==== Data for this task
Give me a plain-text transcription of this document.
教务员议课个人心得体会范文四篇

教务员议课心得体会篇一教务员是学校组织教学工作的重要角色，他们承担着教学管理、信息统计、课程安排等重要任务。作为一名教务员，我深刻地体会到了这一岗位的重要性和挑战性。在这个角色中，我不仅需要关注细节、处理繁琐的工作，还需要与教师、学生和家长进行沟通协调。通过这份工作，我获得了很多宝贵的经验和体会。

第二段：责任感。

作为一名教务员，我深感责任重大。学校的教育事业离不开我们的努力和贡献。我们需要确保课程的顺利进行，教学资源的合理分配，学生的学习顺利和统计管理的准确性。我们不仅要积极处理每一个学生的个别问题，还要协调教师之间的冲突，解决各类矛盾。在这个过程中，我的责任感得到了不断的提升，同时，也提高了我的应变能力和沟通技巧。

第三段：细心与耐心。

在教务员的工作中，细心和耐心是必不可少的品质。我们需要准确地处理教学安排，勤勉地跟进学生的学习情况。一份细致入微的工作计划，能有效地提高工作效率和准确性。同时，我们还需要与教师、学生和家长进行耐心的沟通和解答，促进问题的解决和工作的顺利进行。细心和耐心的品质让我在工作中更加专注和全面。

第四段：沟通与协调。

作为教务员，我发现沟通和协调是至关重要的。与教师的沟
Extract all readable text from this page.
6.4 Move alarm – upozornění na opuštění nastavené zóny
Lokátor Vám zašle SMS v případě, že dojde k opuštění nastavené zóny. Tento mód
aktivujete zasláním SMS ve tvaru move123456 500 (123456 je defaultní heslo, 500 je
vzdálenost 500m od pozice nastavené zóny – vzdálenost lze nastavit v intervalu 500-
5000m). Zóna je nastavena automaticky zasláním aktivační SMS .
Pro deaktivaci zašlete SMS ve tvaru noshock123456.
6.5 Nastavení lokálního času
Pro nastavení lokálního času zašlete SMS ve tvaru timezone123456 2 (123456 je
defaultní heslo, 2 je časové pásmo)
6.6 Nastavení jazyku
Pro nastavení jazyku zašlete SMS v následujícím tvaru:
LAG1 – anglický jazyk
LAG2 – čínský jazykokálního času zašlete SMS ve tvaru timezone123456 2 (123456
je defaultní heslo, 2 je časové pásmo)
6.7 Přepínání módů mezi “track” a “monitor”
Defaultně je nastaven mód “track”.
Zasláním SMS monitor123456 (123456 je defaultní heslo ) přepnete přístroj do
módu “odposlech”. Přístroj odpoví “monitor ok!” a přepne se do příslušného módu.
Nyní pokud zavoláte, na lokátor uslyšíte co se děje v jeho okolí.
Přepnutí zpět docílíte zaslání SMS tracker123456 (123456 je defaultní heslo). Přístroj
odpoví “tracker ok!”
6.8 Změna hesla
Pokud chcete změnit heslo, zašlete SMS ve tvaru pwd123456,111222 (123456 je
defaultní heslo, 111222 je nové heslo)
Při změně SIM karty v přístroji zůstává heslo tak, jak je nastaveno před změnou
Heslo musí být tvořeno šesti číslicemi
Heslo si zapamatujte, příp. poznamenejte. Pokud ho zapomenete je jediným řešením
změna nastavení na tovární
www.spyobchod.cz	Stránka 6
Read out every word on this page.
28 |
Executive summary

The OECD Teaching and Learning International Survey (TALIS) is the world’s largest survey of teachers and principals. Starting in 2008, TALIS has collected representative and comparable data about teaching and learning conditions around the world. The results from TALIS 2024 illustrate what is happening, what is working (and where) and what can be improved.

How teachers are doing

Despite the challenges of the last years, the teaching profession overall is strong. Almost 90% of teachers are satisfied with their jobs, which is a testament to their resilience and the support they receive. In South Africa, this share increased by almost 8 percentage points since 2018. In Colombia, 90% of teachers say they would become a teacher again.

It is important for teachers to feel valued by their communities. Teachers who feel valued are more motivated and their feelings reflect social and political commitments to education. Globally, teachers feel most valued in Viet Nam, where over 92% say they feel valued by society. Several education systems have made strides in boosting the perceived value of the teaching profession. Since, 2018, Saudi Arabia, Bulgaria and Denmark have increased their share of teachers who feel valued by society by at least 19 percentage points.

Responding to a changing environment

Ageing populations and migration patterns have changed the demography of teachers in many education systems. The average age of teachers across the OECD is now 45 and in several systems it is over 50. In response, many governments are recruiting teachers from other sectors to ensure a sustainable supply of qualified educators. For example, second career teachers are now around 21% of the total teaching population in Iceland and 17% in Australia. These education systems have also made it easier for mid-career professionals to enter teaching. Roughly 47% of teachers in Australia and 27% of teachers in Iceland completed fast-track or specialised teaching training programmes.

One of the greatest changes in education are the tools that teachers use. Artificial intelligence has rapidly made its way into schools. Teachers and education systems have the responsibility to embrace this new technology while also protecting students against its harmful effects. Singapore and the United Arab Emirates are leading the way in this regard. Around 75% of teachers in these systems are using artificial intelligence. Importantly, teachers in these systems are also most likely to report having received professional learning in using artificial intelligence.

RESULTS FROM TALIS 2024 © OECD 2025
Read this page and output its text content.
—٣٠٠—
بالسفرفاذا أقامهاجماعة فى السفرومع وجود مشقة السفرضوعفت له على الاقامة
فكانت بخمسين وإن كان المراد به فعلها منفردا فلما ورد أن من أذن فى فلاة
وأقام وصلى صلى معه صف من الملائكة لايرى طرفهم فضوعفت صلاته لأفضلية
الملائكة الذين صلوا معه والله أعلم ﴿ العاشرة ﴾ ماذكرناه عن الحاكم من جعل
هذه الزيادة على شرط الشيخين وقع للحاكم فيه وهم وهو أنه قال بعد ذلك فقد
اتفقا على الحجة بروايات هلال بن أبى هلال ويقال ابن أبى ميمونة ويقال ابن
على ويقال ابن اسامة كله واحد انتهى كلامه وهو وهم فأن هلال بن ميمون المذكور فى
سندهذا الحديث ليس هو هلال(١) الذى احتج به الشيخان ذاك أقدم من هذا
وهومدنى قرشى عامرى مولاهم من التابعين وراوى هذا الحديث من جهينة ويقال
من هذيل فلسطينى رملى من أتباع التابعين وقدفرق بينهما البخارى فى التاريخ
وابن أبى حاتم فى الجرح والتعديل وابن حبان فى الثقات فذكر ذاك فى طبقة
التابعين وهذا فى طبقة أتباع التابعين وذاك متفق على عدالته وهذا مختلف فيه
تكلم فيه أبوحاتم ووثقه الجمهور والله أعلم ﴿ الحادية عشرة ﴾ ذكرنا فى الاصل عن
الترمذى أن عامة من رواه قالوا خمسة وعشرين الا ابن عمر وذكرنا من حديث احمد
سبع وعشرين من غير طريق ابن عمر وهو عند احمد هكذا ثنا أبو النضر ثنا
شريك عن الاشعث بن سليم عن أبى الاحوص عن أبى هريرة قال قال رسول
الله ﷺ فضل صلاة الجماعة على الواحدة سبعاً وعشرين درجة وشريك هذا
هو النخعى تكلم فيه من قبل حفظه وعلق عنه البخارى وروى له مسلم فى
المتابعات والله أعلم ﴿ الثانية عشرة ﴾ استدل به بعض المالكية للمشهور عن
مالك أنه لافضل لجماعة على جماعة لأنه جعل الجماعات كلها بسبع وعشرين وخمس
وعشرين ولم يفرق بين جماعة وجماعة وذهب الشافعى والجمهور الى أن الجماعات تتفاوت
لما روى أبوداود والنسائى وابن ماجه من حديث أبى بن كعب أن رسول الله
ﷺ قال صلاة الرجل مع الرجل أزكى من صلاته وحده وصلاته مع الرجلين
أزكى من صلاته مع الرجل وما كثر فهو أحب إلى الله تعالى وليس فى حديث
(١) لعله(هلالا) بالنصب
========
Task statement: Look through the entries above and list every line containing "صلاته".

The completed task:
وأقام وصلى صلى معه صف من الملائكة لايرى طرفهم فضوعفت صلاته لأفضلية
ﷺ قال صلاة الرجل مع الرجل أزكى من صلاته وحده وصلاته مع الرجلين
أزكى من صلاته مع الرجل وما كثر فهو أحب إلى الله تعالى وليس فى حديث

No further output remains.